# Task objective
Transcribe the full listing below exactly.
(begin)
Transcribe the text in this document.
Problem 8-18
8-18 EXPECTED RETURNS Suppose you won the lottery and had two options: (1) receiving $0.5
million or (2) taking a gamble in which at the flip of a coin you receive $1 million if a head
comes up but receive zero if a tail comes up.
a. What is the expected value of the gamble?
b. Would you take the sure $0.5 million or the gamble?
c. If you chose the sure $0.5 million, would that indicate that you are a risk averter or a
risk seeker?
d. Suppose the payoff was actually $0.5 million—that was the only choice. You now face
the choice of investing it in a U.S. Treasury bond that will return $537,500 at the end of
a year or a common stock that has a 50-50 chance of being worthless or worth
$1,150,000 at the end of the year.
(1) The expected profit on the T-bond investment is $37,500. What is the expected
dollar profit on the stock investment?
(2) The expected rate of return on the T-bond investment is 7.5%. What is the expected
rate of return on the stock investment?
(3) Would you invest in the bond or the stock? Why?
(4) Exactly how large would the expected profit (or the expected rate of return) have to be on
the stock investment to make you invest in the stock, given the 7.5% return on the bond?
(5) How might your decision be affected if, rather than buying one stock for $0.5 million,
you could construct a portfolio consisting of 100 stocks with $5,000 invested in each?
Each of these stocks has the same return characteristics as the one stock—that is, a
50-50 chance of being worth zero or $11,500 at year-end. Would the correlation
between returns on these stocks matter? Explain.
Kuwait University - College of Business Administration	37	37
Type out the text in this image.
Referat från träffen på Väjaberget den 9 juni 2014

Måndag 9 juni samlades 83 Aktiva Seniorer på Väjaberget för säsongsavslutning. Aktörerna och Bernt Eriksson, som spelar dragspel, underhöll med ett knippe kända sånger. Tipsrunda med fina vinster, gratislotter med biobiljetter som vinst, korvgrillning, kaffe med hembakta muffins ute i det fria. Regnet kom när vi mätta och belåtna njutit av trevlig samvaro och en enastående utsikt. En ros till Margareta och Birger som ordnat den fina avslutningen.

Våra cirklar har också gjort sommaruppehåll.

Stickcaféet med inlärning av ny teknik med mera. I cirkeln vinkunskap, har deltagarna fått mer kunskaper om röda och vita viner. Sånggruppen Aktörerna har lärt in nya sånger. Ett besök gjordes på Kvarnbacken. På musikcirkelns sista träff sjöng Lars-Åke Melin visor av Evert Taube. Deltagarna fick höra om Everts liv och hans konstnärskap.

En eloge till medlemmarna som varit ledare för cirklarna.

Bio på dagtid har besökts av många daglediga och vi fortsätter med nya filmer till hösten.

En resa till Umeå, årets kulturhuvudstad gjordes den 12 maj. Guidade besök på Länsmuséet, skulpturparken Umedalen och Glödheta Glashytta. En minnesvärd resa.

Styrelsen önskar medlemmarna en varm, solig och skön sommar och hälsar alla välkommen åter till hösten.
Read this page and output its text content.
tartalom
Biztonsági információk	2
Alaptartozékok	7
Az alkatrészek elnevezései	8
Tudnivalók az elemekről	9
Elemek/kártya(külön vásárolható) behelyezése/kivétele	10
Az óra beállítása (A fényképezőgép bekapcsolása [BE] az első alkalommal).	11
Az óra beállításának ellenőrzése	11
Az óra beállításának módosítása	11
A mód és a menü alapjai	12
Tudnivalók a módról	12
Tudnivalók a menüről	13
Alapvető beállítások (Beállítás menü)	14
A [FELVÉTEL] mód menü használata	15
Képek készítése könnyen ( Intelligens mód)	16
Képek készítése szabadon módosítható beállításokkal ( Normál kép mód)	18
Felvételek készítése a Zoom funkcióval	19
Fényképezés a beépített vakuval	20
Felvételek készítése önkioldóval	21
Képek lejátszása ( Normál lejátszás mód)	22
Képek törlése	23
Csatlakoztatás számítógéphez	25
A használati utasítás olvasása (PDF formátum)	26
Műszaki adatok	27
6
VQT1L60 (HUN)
(end)
# Solution to the exercise
Transcribe the text in this document.
Problem 8-18
8-18 EXPECTED RETURNS Suppose you won the lottery and had two options: (1) receiving $0.5
million or (2) taking a gamble in which at the flip of a coin you receive $1 million if a head
comes up but receive zero if a tail comes up.
a. What is the expected value of the gamble?
b. Would you take the sure $0.5 million or the gamble?
c. If you chose the sure $0.5 million, would that indicate that you are a risk averter or a
risk seeker?
d. Suppose the payoff was actually $0.5 million—that was the only choice. You now face
the choice of investing it in a U.S. Treasury bond that will return $537,500 at the end of
a year or a common stock that has a 50-50 chance of being worthless or worth
$1,150,000 at the end of the year.
(1) The expected profit on the T-bond investment is $37,500. What is the expected
dollar profit on the stock investment?
(2) The expected rate of return on the T-bond investment is 7.5%. What is the expected
rate of return on the stock investment?
(3) Would you invest in the bond or the stock? Why?
(4) Exactly how large would the expected profit (or the expected rate of return) have to be on
the stock investment to make you invest in the stock, given the 7.5% return on the bond?
(5) How might your decision be affected if, rather than buying one stock for $0.5 million,
you could construct a portfolio consisting of 100 stocks with $5,000 invested in each?
Each of these stocks has the same return characteristics as the one stock—that is, a
50-50 chance of being worth zero or $11,500 at year-end. Would the correlation
between returns on these stocks matter? Explain.
Kuwait University - College of Business Administration	37	37
Type out the text in this image.
Referat från träffen på Väjaberget den 9 juni 2014

Måndag 9 juni samlades 83 Aktiva Seniorer på Väjaberget för säsongsavslutning. Aktörerna och Bernt Eriksson, som spelar dragspel, underhöll med ett knippe kända sånger. Tipsrunda med fina vinster, gratislotter med biobiljetter som vinst, korvgrillning, kaffe med hembakta muffins ute i det fria. Regnet kom när vi mätta och belåtna njutit av trevlig samvaro och en enastående utsikt. En ros till Margareta och Birger som ordnat den fina avslutningen.

Våra cirklar har också gjort sommaruppehåll.

Stickcaféet med inlärning av ny teknik med mera. I cirkeln vinkunskap, har deltagarna fått mer kunskaper om röda och vita viner. Sånggruppen Aktörerna har lärt in nya sånger. Ett besök gjordes på Kvarnbacken. På musikcirkelns sista träff sjöng Lars-Åke Melin visor av Evert Taube. Deltagarna fick höra om Everts liv och hans konstnärskap.

En eloge till medlemmarna som varit ledare för cirklarna.

Bio på dagtid har besökts av många daglediga och vi fortsätter med nya filmer till hösten.

En resa till Umeå, årets kulturhuvudstad gjordes den 12 maj. Guidade besök på Länsmuséet, skulpturparken Umedalen och Glödheta Glashytta. En minnesvärd resa.

Styrelsen önskar medlemmarna en varm, solig och skön sommar och hälsar alla välkommen åter till hösten.
Read this page and output its text content.
tartalom
Biztonsági információk	2
Alaptartozékok	7
Az alkatrészek elnevezései	8
Tudnivalók az elemekről	9
Elemek/kártya(külön vásárolható) behelyezése/kivétele	10
Az óra beállítása (A fényképezőgép bekapcsolása [BE] az első alkalommal).	11
Az óra beállításának ellenőrzése	11
Az óra beállításának módosítása	11
A mód és a menü alapjai	12
Tudnivalók a módról	12
Tudnivalók a menüről	13
Alapvető beállítások (Beállítás menü)	14
A [FELVÉTEL] mód menü használata	15
Képek készítése könnyen ( Intelligens mód)	16
Képek készítése szabadon módosítható beállításokkal ( Normál kép mód)	18
Felvételek készítése a Zoom funkcióval	19
Fényképezés a beépített vakuval	20
Felvételek készítése önkioldóval	21
Képek lejátszása ( Normál lejátszás mód)	22
Képek törlése	23
Csatlakoztatás számítógéphez	25
A használati utasítás olvasása (PDF formátum)	26
Műszaki adatok	27
6
VQT1L60 (HUN)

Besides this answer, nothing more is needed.